(begin)

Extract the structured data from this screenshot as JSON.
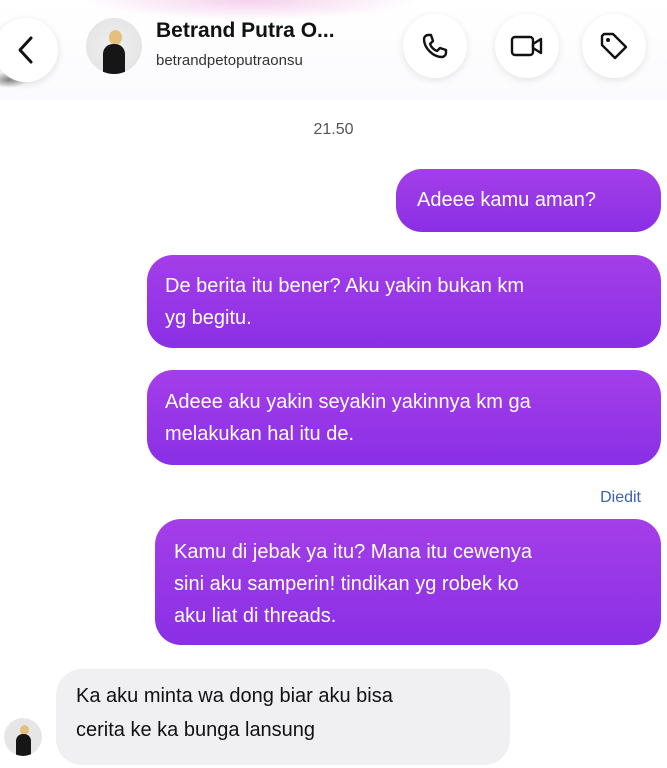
{
  "header": {
    "name": "Betrand  Putra O...",
    "username": "betrandpetoputraonsu"
  },
  "icons": {
    "back": "chevron-left-icon",
    "call": "phone-icon",
    "video": "video-camera-icon",
    "tag": "tag-icon"
  },
  "colors": {
    "outgoing_bubble": "#9a38e8",
    "incoming_bubble": "#f0f0f2",
    "edited_label": "#3a60b8"
  },
  "chat": {
    "timestamp": "21.50",
    "outgoing": [
      {
        "lines": [
          "Adeee kamu aman?"
        ]
      },
      {
        "lines": [
          "De berita itu bener? Aku yakin bukan km",
          "yg begitu."
        ]
      },
      {
        "lines": [
          "Adeee aku yakin seyakin yakinnya km ga",
          "melakukan hal itu de."
        ]
      },
      {
        "lines": [
          "Kamu di jebak ya itu? Mana itu cewenya",
          "sini aku samperin! tindikan yg robek ko",
          "aku liat di threads."
        ]
      }
    ],
    "edited_label": "Diedit",
    "incoming": [
      {
        "lines": [
          "Ka aku minta wa dong biar aku bisa",
          "cerita ke ka bunga lansung"
        ]
      }
    ]
  }
}
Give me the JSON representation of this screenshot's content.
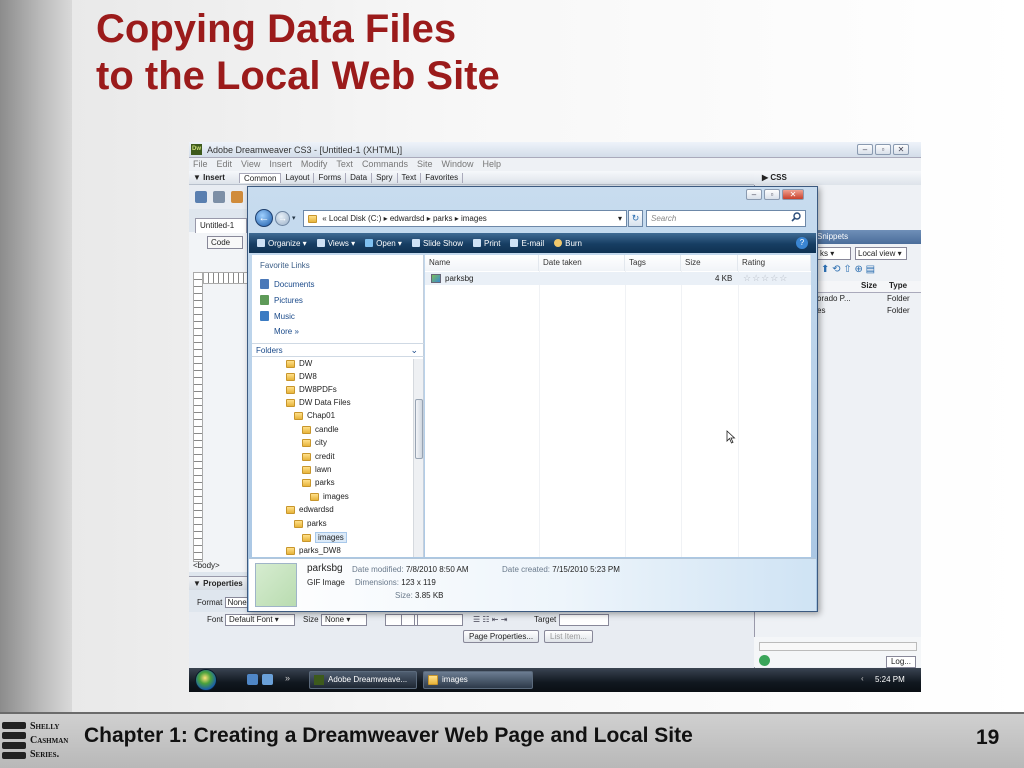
{
  "slide": {
    "title_line1": "Copying Data Files",
    "title_line2": "to the Local Web Site",
    "footer_caption": "Chapter 1: Creating a Dreamweaver Web Page and Local Site",
    "page_number": "19",
    "logo_text": [
      "Shelly",
      "Cashman",
      "Series."
    ]
  },
  "dreamweaver": {
    "logo": "Dw",
    "title": "Adobe Dreamweaver CS3 - [Untitled-1 (XHTML)]",
    "menu": [
      "File",
      "Edit",
      "View",
      "Insert",
      "Modify",
      "Text",
      "Commands",
      "Site",
      "Window",
      "Help"
    ],
    "insert_label": "▼ Insert",
    "insert_tabs": [
      "Common",
      "Layout",
      "Forms",
      "Data",
      "Spry",
      "Text",
      "Favorites"
    ],
    "document_tab": "Untitled-1",
    "code_button": "Code",
    "body_tag": "<body>",
    "properties_label": "▼ Properties",
    "format_label": "Format",
    "format_value": "None",
    "font_label": "Font",
    "font_value": "Default Font",
    "size_label": "Size",
    "size_value": "None",
    "target_label": "Target",
    "page_properties_button": "Page Properties...",
    "list_item_button": "List Item...",
    "css_panel_label": "▶ CSS",
    "snippets_label": "Snippets",
    "ks_value": "ks",
    "local_view_value": "Local view",
    "files_columns": [
      "Size",
      "Type"
    ],
    "files_rows": [
      {
        "name": "orado P...",
        "type": "Folder"
      },
      {
        "name": "es",
        "type": "Folder"
      }
    ],
    "log_button": "Log..."
  },
  "explorer": {
    "address_path": "« Local Disk (C:) ▸ edwardsd ▸ parks ▸ images",
    "search_placeholder": "Search",
    "commands": [
      "Organize ▾",
      "Views ▾",
      "Open ▾",
      "Slide Show",
      "Print",
      "E-mail",
      "Burn"
    ],
    "favorite_links_title": "Favorite Links",
    "favorite_links": [
      "Documents",
      "Pictures",
      "Music",
      "More »"
    ],
    "folders_label": "Folders",
    "tree": [
      {
        "label": "DW",
        "indent": 0
      },
      {
        "label": "DW8",
        "indent": 0
      },
      {
        "label": "DW8PDFs",
        "indent": 0
      },
      {
        "label": "DW Data Files",
        "indent": 0
      },
      {
        "label": "Chap01",
        "indent": 1
      },
      {
        "label": "candle",
        "indent": 2
      },
      {
        "label": "city",
        "indent": 2
      },
      {
        "label": "credit",
        "indent": 2
      },
      {
        "label": "lawn",
        "indent": 2
      },
      {
        "label": "parks",
        "indent": 2
      },
      {
        "label": "images",
        "indent": 3
      },
      {
        "label": "edwardsd",
        "indent": 0
      },
      {
        "label": "parks",
        "indent": 1
      },
      {
        "label": "images",
        "indent": 2,
        "selected": true
      },
      {
        "label": "parks_DW8",
        "indent": 0
      }
    ],
    "columns": [
      "Name",
      "Date taken",
      "Tags",
      "Size",
      "Rating"
    ],
    "files": [
      {
        "name": "parksbg",
        "size": "4 KB",
        "rating": "☆☆☆☆☆"
      }
    ],
    "details": {
      "name": "parksbg",
      "type": "GIF Image",
      "date_modified_label": "Date modified:",
      "date_modified": "7/8/2010 8:50 AM",
      "date_created_label": "Date created:",
      "date_created": "7/15/2010 5:23 PM",
      "dimensions_label": "Dimensions:",
      "dimensions": "123 x 119",
      "size_label": "Size:",
      "size": "3.85 KB"
    }
  },
  "taskbar": {
    "tasks": [
      "Adobe Dreamweave...",
      "images"
    ],
    "clock": "5:24 PM"
  },
  "colors": {
    "title_red": "#9b1b1b",
    "cmdbar_blue": "#173e63",
    "taskbar": "#111820"
  }
}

(end)

Exercise directions:
Only lines with the word "Properties" should be collected from the material.

Problem solution:
    "properties_label": "▼ Properties",
    "page_properties_button": "Page Properties...",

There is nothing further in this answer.